Task to complete ->
Select each line where the word "FEPICOP" appears.

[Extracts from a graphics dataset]
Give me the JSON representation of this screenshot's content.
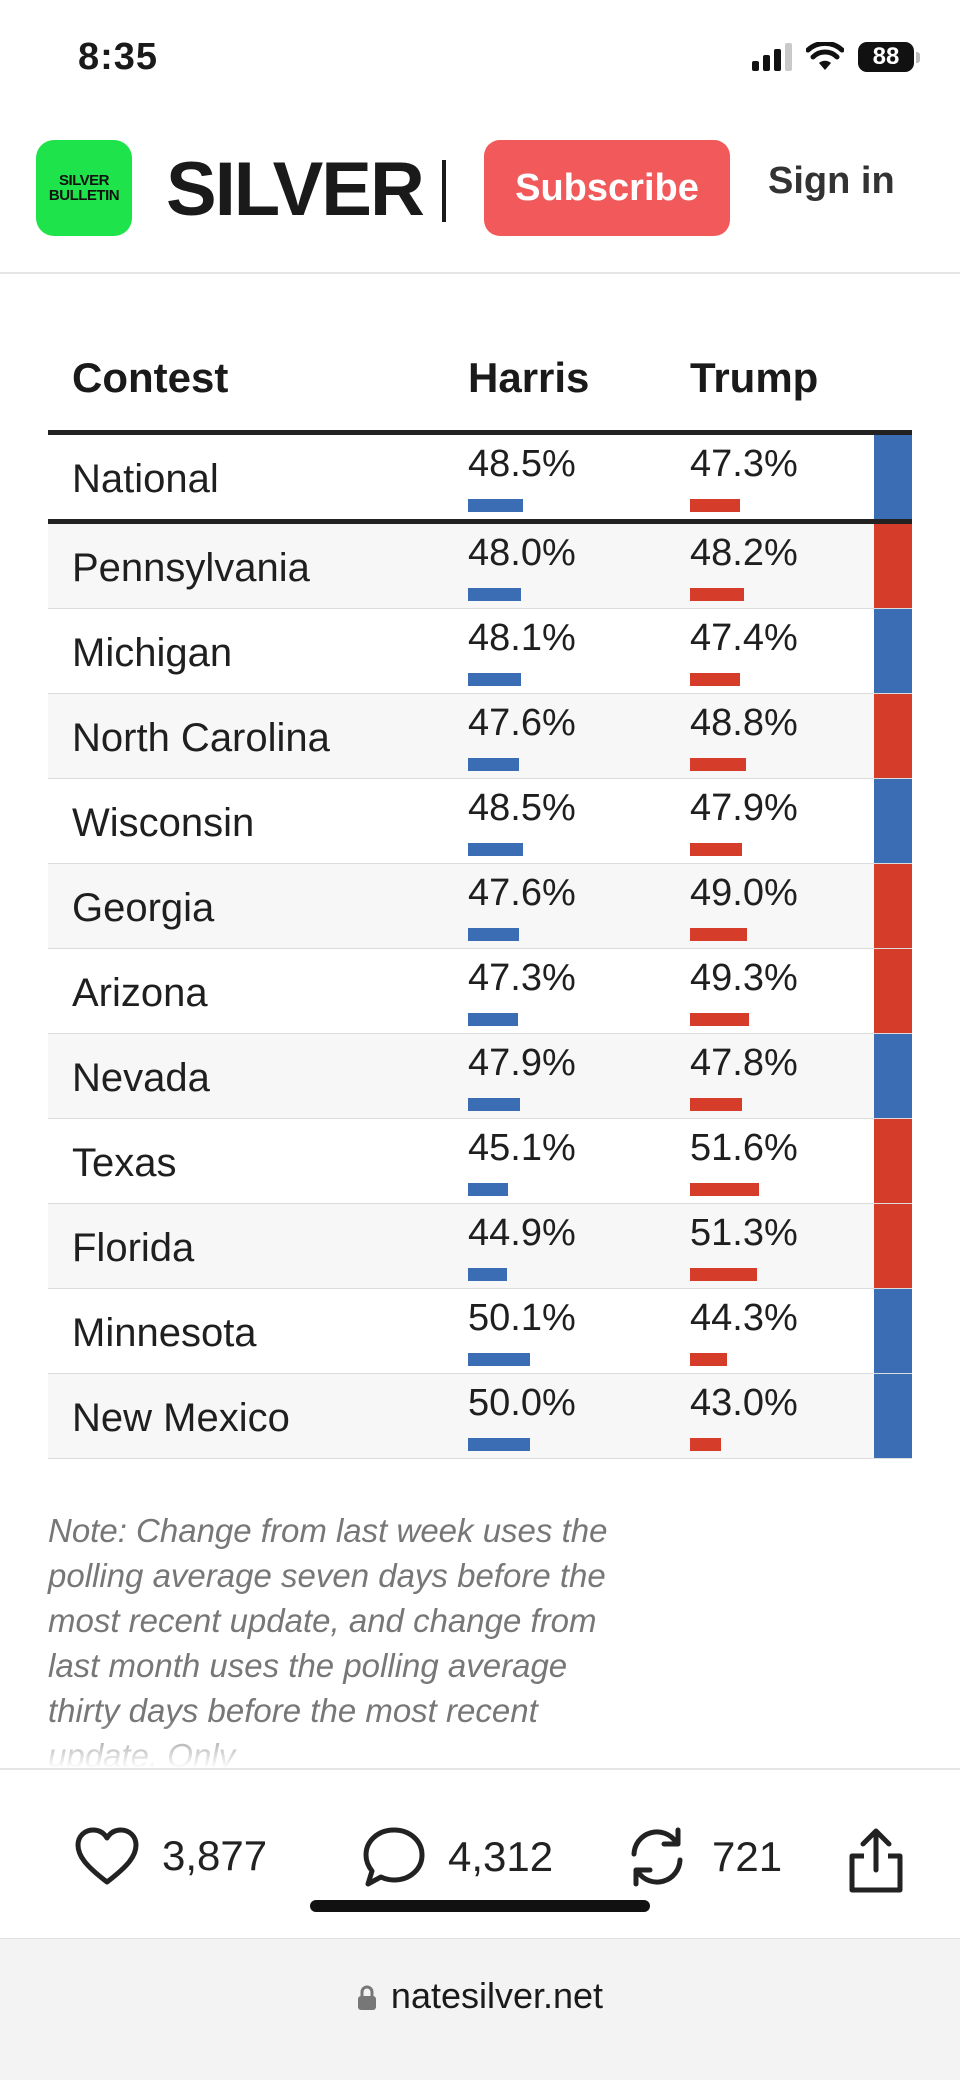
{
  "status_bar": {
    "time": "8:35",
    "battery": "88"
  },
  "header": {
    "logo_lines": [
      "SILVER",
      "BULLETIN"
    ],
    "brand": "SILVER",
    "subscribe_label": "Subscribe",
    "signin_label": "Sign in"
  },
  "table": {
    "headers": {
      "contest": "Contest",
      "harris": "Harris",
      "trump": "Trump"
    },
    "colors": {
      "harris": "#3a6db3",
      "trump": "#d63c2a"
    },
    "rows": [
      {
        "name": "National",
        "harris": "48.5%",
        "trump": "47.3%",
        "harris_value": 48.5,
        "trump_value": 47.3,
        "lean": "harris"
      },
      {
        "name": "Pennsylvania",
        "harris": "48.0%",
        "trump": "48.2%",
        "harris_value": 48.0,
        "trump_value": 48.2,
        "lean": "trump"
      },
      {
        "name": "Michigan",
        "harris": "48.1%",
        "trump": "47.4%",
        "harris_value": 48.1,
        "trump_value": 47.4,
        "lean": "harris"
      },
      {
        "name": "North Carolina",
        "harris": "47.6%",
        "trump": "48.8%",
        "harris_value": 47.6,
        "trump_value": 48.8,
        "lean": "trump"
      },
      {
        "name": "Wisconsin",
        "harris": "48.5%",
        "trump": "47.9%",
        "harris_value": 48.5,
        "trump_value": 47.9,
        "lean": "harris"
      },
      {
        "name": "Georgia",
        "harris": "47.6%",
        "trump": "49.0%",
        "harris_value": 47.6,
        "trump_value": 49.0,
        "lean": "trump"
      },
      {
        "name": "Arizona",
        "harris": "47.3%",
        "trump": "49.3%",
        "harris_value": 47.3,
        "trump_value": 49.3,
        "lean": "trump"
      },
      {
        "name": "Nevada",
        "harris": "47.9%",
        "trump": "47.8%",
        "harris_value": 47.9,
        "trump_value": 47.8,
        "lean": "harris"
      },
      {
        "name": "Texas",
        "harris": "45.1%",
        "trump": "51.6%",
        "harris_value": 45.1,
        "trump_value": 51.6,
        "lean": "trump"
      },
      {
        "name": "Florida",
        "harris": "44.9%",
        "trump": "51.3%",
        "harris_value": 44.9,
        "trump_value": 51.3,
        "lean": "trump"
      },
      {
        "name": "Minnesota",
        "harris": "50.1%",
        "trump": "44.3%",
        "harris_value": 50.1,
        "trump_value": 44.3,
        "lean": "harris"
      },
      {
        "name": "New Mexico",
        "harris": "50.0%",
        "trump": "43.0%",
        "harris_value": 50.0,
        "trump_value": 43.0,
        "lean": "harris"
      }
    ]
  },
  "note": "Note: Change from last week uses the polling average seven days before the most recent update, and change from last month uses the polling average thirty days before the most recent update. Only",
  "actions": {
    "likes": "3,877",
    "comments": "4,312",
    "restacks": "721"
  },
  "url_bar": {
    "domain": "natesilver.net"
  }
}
* * *
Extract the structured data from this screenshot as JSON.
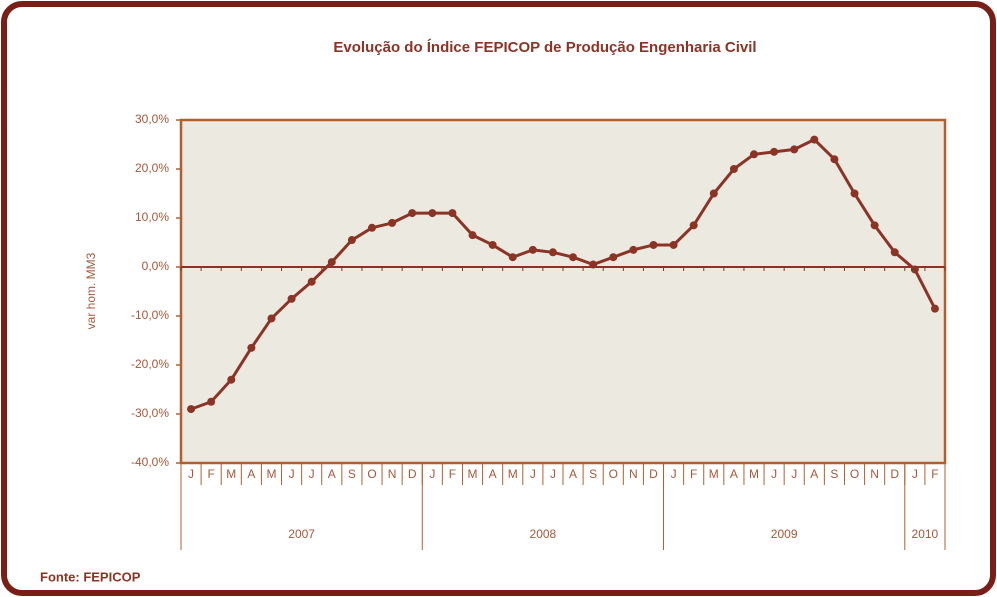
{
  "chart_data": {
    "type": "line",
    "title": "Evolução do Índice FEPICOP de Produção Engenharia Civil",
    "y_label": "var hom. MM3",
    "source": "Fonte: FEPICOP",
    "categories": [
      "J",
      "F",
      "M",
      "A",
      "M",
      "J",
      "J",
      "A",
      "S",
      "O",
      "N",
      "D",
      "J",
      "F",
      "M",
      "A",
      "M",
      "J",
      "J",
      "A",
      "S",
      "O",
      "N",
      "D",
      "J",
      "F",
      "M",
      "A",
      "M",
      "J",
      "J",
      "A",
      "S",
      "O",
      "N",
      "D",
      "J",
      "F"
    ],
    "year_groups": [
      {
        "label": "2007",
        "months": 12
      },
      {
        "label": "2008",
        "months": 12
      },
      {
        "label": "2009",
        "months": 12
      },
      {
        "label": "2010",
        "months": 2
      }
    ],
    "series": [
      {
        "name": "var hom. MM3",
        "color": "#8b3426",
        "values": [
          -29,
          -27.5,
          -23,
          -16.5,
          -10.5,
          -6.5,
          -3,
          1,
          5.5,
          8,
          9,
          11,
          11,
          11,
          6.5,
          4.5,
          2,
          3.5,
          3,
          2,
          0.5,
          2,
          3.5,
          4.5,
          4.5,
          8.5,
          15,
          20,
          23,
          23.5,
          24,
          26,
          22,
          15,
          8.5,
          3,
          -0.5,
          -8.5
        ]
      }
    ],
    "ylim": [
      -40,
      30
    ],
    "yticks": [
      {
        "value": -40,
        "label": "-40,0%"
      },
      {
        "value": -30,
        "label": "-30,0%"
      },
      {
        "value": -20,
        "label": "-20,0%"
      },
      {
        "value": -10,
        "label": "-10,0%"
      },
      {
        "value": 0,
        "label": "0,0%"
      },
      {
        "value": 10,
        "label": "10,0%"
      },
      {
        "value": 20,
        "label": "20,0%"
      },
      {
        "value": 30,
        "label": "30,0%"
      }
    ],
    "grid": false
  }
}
==
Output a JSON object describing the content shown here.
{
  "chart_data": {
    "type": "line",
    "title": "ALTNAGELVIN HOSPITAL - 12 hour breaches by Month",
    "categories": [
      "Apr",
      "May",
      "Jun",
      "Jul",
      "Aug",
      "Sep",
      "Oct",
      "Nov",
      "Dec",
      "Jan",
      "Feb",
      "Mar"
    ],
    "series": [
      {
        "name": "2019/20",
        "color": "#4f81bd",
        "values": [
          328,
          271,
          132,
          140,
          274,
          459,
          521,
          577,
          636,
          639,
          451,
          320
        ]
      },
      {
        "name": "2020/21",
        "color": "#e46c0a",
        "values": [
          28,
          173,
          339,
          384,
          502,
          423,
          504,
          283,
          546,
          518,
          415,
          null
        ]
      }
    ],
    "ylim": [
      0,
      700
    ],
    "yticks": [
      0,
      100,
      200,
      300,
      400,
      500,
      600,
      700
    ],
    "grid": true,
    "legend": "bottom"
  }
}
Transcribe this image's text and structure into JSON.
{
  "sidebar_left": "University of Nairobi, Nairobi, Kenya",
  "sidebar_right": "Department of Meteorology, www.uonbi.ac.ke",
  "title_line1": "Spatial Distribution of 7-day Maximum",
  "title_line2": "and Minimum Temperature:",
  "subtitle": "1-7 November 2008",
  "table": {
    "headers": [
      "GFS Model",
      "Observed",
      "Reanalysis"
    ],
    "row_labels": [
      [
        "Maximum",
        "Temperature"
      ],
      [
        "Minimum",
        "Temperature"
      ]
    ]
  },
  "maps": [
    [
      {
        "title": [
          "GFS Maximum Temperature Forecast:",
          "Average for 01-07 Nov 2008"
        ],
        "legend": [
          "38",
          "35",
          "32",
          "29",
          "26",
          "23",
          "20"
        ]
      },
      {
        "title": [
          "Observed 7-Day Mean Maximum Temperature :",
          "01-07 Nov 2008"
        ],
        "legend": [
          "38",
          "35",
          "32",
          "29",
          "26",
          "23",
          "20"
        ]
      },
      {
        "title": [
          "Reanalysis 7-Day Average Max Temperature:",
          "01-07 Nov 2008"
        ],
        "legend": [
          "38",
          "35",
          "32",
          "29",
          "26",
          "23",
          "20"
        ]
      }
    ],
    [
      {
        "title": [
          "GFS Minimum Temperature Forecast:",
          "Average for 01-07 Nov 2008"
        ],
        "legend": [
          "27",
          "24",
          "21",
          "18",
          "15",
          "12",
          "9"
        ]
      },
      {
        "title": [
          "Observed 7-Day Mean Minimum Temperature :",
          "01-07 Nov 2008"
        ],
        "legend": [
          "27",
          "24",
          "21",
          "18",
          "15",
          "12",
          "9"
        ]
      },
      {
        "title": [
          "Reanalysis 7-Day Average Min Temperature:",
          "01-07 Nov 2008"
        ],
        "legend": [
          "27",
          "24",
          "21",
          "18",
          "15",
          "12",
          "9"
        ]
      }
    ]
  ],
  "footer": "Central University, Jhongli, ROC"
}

Answer to the exercise ->
    "title": "Evolução do Índice FEPICOP de Produção Engenharia Civil",
    "source": "Fonte: FEPICOP",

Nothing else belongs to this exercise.